(TASK STATEMENT): Look through the records below and collect all lines that hold the string "Charité".

DATA FOR THE TASK start

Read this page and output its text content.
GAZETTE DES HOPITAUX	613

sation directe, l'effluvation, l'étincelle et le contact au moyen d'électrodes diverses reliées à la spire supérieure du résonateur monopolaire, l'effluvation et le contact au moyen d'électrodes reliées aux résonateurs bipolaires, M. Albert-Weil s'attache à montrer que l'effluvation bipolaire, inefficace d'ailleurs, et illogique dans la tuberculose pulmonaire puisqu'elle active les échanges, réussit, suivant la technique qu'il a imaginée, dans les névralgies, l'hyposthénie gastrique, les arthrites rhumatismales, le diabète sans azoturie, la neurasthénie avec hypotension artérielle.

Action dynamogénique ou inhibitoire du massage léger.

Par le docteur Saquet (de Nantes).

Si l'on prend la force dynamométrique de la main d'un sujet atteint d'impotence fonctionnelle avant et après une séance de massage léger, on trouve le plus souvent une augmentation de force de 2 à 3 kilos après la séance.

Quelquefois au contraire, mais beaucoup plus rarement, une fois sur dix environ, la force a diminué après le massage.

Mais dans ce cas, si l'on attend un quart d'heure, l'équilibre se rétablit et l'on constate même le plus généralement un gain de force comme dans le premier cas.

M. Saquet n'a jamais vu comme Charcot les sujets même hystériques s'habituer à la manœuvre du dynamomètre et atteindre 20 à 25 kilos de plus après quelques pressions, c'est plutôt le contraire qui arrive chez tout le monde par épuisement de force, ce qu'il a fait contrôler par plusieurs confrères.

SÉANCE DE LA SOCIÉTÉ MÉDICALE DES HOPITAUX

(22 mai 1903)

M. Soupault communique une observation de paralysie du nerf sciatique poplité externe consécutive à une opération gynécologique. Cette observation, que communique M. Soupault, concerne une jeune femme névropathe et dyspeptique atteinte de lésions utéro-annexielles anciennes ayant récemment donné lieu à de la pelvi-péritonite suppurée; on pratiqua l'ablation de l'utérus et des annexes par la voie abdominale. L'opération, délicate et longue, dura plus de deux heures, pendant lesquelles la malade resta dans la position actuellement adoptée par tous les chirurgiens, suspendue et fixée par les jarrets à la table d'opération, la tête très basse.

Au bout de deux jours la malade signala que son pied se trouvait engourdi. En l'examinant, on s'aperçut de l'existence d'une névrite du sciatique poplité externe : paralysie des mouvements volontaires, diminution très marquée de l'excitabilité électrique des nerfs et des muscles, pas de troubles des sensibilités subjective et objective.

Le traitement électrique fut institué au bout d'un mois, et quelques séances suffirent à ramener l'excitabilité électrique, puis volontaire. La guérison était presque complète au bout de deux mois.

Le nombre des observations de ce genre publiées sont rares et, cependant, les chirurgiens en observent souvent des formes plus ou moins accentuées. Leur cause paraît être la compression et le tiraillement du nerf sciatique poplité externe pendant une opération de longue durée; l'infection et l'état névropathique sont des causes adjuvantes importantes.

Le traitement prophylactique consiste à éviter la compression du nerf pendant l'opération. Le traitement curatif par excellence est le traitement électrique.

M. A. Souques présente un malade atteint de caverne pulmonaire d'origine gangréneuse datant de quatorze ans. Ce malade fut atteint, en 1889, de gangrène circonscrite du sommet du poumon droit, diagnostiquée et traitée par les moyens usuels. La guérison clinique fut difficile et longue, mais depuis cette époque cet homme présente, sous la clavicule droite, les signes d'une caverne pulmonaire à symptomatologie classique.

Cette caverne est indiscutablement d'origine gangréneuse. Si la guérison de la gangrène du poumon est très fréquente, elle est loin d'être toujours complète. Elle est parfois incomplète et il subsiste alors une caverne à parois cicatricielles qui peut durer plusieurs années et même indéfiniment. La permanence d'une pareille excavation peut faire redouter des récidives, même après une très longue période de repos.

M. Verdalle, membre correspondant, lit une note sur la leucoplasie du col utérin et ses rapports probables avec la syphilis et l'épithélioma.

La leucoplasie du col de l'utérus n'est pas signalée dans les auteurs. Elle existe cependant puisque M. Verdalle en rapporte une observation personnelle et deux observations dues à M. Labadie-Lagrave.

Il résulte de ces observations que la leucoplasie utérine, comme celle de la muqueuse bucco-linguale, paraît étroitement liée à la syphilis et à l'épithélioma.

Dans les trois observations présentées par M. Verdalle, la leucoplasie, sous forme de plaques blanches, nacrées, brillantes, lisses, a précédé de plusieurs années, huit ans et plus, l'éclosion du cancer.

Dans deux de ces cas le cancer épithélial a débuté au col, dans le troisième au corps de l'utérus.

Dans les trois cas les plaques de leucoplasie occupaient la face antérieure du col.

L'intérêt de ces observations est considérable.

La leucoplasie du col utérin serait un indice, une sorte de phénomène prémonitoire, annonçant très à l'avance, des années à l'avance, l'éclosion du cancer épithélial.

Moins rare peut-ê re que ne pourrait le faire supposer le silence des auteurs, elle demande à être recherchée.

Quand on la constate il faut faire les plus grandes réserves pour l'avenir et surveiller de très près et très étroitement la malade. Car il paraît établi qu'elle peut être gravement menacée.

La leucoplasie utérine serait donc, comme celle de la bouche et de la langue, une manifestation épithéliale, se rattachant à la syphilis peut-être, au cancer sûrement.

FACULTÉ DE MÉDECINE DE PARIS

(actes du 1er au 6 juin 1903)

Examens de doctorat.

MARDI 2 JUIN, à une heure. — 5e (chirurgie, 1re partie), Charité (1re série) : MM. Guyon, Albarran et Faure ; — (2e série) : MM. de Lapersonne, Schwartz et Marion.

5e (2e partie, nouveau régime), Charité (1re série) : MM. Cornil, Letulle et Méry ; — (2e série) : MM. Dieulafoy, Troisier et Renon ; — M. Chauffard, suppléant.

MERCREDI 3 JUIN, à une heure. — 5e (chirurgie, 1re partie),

DATA FOR THE TASK end

(EXERCISE RESULT):
MARDI 2 JUIN, à une heure. — 5e (chirurgie, 1re partie), Charité (1re série) : MM. Guyon, Albarran et Faure ; — (2e série) : MM. de Lapersonne, Schwartz et Marion.
5e (2e partie, nouveau régime), Charité (1re série) : MM. Cornil, Letulle et Méry ; — (2e série) : MM. Dieulafoy, Troisier et Renon ; — M. Chauffard, suppléant.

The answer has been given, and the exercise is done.